EXERCISE OBJECTIVE | Images are excluded; otherwise, output every record exactly.

RECORDS FOR THE TASK |
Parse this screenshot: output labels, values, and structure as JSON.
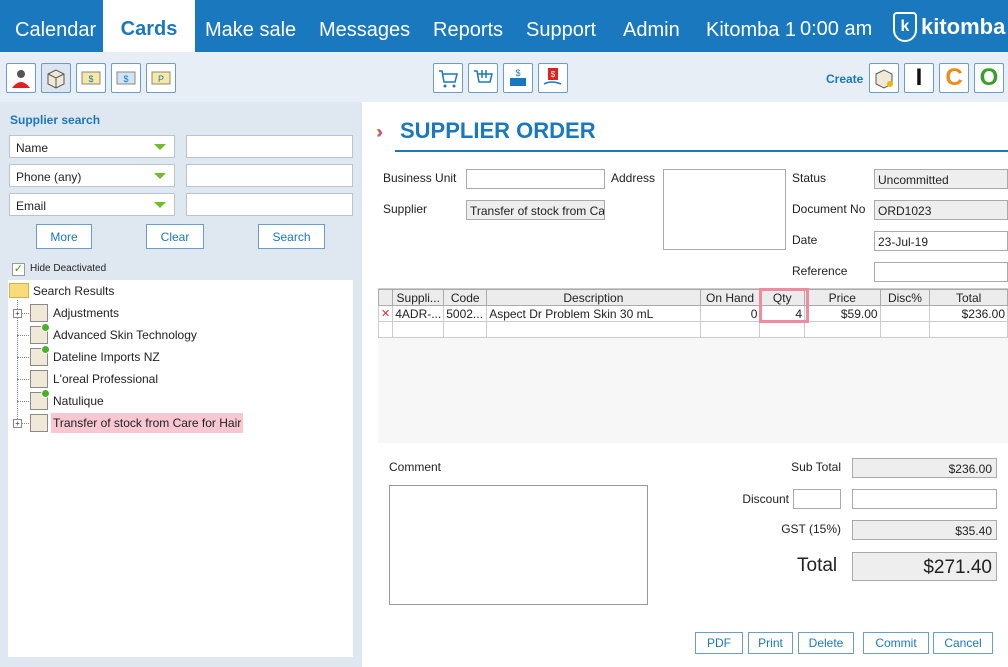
{
  "nav": {
    "tabs": [
      "Calendar",
      "Cards",
      "Make sale",
      "Messages",
      "Reports",
      "Support",
      "Admin",
      "Kitomba 1"
    ],
    "active_tab": "Cards",
    "clock": "0:00 am",
    "logo_text": "kitomba",
    "logo_mark": "k"
  },
  "toolbar": {
    "create_label": "Create",
    "create_letters": [
      "I",
      "C",
      "O"
    ]
  },
  "supplier_search": {
    "title": "Supplier search",
    "field1": "Name",
    "field2": "Phone (any)",
    "field3": "Email",
    "more": "More",
    "clear": "Clear",
    "search": "Search",
    "hide_deactivated": "Hide Deactivated",
    "results_root": "Search Results",
    "results": [
      "Adjustments",
      "Advanced Skin Technology",
      "Dateline Imports NZ",
      "L'oreal Professional",
      "Natulique",
      "Transfer of stock from Care for Hair"
    ]
  },
  "order": {
    "title": "SUPPLIER ORDER",
    "business_unit_label": "Business Unit",
    "business_unit_value": "",
    "supplier_label": "Supplier",
    "supplier_value": "Transfer of stock from Care for Hair",
    "address_label": "Address",
    "status_label": "Status",
    "status_value": "Uncommitted",
    "docno_label": "Document No",
    "docno_value": "ORD1023",
    "date_label": "Date",
    "date_value": "23-Jul-19",
    "reference_label": "Reference",
    "reference_value": ""
  },
  "grid": {
    "headers": [
      "Suppli...",
      "Code",
      "Description",
      "On Hand",
      "Qty",
      "Price",
      "Disc%",
      "Total"
    ],
    "rows": [
      {
        "supplier_code": "4ADR-...",
        "code": "5002...",
        "description": "Aspect Dr Problem Skin 30 mL",
        "on_hand": "0",
        "qty": "4",
        "price": "$59.00",
        "disc": "",
        "total": "$236.00"
      }
    ]
  },
  "totals": {
    "comment_label": "Comment",
    "subtotal_label": "Sub Total",
    "subtotal_value": "$236.00",
    "discount_label": "Discount",
    "gst_label": "GST (15%)",
    "gst_value": "$35.40",
    "total_label": "Total",
    "total_value": "$271.40"
  },
  "actions": {
    "pdf": "PDF",
    "print": "Print",
    "delete": "Delete",
    "commit": "Commit",
    "cancel": "Cancel"
  },
  "colors": {
    "brand_blue": "#1a78be",
    "accent_green": "#6fbd2b",
    "highlight_pink": "#f08aa0"
  }
}
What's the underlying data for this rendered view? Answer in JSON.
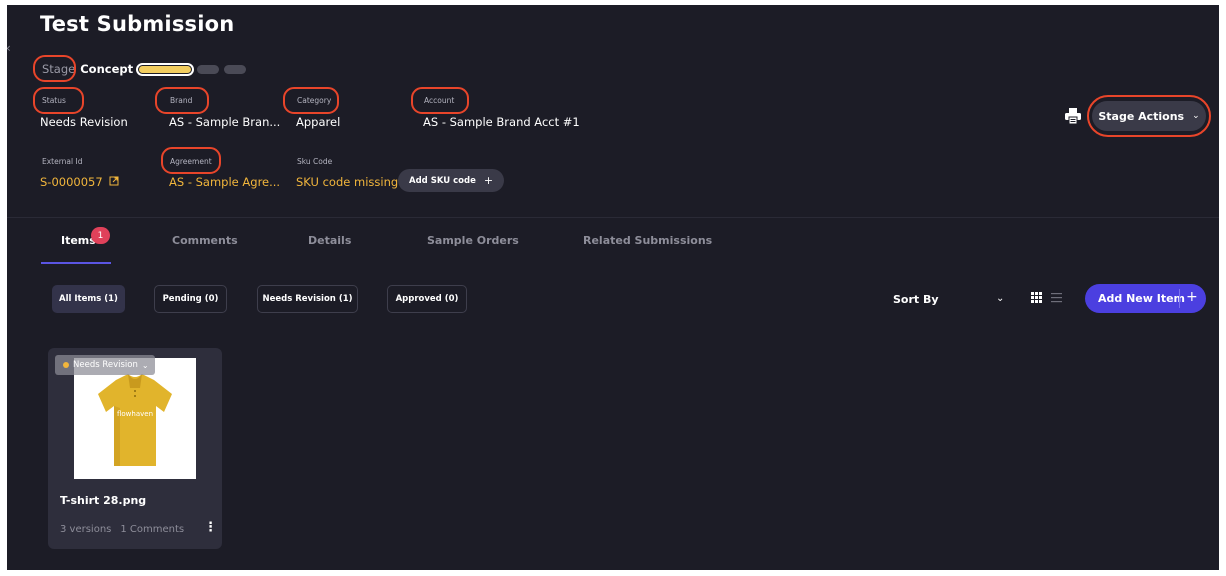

TASK SOLUTION |
Parse this screenshot: output labels, values, and structure as JSON.
{
  "nav": {
    "tabs": [
      "Calendar",
      "Cards",
      "Make sale",
      "Messages",
      "Reports",
      "Support",
      "Admin",
      "Kitomba 1"
    ],
    "active_tab": "Cards",
    "clock": "0:00 am",
    "logo_text": "kitomba",
    "logo_mark": "k"
  },
  "toolbar": {
    "create_label": "Create",
    "create_letters": [
      "I",
      "C",
      "O"
    ]
  },
  "supplier_search": {
    "title": "Supplier search",
    "field1": "Name",
    "field2": "Phone (any)",
    "field3": "Email",
    "more": "More",
    "clear": "Clear",
    "search": "Search",
    "hide_deactivated": "Hide Deactivated",
    "results_root": "Search Results",
    "results": [
      "Adjustments",
      "Advanced Skin Technology",
      "Dateline Imports NZ",
      "L'oreal Professional",
      "Natulique",
      "Transfer of stock from Care for Hair"
    ]
  },
  "order": {
    "title": "SUPPLIER ORDER",
    "business_unit_label": "Business Unit",
    "business_unit_value": "",
    "supplier_label": "Supplier",
    "supplier_value": "Transfer of stock from Care for Hair",
    "address_label": "Address",
    "status_label": "Status",
    "status_value": "Uncommitted",
    "docno_label": "Document No",
    "docno_value": "ORD1023",
    "date_label": "Date",
    "date_value": "23-Jul-19",
    "reference_label": "Reference",
    "reference_value": ""
  },
  "grid": {
    "headers": [
      "Suppli...",
      "Code",
      "Description",
      "On Hand",
      "Qty",
      "Price",
      "Disc%",
      "Total"
    ],
    "rows": [
      {
        "supplier_code": "4ADR-...",
        "code": "5002...",
        "description": "Aspect Dr Problem Skin 30 mL",
        "on_hand": "0",
        "qty": "4",
        "price": "$59.00",
        "disc": "",
        "total": "$236.00"
      }
    ]
  },
  "totals": {
    "comment_label": "Comment",
    "subtotal_label": "Sub Total",
    "subtotal_value": "$236.00",
    "discount_label": "Discount",
    "gst_label": "GST (15%)",
    "gst_value": "$35.40",
    "total_label": "Total",
    "total_value": "$271.40"
  },
  "actions": {
    "pdf": "PDF",
    "print": "Print",
    "delete": "Delete",
    "commit": "Commit",
    "cancel": "Cancel"
  },
  "colors": {
    "brand_blue": "#1a78be",
    "accent_green": "#6fbd2b",
    "highlight_pink": "#f08aa0"
  }
}
What's the underlying data for this rendered view? Answer in JSON.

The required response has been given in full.